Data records
····················

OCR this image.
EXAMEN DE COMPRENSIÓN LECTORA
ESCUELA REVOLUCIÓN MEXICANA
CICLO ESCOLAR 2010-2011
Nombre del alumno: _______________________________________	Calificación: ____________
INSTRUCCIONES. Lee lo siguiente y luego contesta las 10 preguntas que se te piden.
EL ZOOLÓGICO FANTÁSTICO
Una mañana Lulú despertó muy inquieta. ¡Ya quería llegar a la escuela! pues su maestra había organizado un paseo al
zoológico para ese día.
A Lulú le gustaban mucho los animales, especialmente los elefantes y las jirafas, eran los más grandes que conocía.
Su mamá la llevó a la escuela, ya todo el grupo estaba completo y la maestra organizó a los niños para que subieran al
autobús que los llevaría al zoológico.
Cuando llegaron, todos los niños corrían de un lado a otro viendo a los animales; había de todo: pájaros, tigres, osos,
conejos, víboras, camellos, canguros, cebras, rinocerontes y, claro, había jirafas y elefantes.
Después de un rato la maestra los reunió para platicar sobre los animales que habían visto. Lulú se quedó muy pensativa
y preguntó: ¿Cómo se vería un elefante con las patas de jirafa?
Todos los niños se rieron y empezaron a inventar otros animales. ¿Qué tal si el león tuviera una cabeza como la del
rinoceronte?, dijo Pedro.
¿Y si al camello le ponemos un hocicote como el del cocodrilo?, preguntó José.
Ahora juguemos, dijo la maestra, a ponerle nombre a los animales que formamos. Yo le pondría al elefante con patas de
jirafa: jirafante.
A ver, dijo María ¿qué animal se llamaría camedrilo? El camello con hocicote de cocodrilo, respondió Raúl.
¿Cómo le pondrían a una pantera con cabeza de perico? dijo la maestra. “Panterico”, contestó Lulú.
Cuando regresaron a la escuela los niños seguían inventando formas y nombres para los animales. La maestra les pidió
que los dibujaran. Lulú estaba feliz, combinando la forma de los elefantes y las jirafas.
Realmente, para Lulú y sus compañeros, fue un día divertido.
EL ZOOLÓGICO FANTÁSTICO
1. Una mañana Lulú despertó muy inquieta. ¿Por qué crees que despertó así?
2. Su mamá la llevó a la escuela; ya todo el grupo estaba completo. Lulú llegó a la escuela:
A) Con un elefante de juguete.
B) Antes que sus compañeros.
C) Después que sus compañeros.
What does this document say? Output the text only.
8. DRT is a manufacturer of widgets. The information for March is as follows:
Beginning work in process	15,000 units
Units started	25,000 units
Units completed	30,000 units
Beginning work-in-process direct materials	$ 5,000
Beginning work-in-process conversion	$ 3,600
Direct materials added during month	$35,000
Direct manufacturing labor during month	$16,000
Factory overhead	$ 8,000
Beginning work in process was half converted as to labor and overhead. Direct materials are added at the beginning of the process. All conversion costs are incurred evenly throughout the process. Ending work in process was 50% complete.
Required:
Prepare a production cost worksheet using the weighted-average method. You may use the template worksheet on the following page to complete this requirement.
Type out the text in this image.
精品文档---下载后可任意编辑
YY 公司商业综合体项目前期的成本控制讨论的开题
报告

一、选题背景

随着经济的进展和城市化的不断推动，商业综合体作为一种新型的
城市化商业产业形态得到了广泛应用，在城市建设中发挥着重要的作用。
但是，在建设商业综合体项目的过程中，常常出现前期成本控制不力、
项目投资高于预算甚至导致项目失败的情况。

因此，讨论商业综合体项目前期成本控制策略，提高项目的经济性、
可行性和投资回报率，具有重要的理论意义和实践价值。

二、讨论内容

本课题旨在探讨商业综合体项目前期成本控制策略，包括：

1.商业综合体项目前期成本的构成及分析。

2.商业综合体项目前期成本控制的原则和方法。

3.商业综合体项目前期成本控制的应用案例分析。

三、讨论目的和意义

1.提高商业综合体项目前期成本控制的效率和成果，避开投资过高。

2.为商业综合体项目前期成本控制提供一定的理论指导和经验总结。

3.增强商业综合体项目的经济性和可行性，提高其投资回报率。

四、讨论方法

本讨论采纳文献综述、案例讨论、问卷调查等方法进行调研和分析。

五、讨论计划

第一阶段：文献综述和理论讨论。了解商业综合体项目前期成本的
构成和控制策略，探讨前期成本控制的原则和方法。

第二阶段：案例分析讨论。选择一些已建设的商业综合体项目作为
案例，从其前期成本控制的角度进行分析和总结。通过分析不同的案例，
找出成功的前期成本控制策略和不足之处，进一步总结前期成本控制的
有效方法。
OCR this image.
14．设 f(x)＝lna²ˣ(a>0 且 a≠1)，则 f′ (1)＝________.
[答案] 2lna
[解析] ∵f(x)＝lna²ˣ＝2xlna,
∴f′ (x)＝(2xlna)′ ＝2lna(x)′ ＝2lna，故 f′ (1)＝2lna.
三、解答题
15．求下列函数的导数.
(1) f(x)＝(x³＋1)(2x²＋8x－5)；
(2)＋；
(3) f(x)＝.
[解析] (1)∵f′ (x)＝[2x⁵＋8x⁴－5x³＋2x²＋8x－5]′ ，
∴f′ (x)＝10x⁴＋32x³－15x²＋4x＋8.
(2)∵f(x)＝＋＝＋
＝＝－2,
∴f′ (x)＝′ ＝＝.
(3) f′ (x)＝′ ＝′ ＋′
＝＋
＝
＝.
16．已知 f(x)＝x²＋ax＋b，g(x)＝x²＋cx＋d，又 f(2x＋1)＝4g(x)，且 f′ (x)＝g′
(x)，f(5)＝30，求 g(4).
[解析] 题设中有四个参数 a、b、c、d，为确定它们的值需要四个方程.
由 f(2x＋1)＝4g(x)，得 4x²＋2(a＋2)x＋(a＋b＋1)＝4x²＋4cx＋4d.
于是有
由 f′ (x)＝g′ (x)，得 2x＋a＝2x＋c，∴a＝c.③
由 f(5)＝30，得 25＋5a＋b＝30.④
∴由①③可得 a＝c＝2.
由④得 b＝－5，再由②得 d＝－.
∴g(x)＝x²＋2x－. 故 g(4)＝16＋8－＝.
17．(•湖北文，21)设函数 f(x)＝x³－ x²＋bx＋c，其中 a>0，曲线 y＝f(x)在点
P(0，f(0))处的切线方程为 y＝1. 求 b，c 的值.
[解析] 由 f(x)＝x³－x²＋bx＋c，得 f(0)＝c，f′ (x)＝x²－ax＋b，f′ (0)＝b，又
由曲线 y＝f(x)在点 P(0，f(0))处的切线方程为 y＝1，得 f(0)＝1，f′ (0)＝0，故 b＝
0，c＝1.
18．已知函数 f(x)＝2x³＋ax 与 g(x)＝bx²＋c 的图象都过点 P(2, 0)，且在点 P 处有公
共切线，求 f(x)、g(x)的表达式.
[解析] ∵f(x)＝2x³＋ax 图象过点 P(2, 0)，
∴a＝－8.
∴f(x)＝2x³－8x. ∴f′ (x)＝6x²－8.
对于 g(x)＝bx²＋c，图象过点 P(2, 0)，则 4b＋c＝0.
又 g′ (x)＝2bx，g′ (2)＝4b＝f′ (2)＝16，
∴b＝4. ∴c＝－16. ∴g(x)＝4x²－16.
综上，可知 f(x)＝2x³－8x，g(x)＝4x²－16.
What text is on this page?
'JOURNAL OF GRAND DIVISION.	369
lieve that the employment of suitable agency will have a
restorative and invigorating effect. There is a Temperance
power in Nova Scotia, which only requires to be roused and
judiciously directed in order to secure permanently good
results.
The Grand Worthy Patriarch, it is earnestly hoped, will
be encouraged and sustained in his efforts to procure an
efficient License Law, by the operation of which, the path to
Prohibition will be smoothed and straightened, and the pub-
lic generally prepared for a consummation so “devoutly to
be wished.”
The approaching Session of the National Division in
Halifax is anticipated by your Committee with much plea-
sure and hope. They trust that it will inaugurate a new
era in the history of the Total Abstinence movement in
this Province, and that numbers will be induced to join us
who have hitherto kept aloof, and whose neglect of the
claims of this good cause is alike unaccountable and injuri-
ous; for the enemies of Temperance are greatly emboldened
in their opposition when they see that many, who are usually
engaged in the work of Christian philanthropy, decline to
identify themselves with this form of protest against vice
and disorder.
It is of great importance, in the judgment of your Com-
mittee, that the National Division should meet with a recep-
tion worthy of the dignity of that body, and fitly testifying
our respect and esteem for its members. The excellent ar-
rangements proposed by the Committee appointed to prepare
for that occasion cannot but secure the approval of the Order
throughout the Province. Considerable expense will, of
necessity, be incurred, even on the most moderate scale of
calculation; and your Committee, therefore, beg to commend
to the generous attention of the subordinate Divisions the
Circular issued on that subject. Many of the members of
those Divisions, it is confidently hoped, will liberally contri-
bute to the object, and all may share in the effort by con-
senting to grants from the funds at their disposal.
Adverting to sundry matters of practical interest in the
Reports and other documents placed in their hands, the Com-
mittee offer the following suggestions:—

····················

● STATED PROBLEM
In the listing above, find each line with the word "estaba" and copy it.

● FULL RESPONSE
Su mamá la llevó a la escuela, ya todo el grupo estaba completo y la maestra organizó a los niños para que subieran al
que los dibujaran. Lulú estaba feliz, combinando la forma de los elefantes y las jirafas.
2. Su mamá la llevó a la escuela; ya todo el grupo estaba completo. Lulú llegó a la escuela:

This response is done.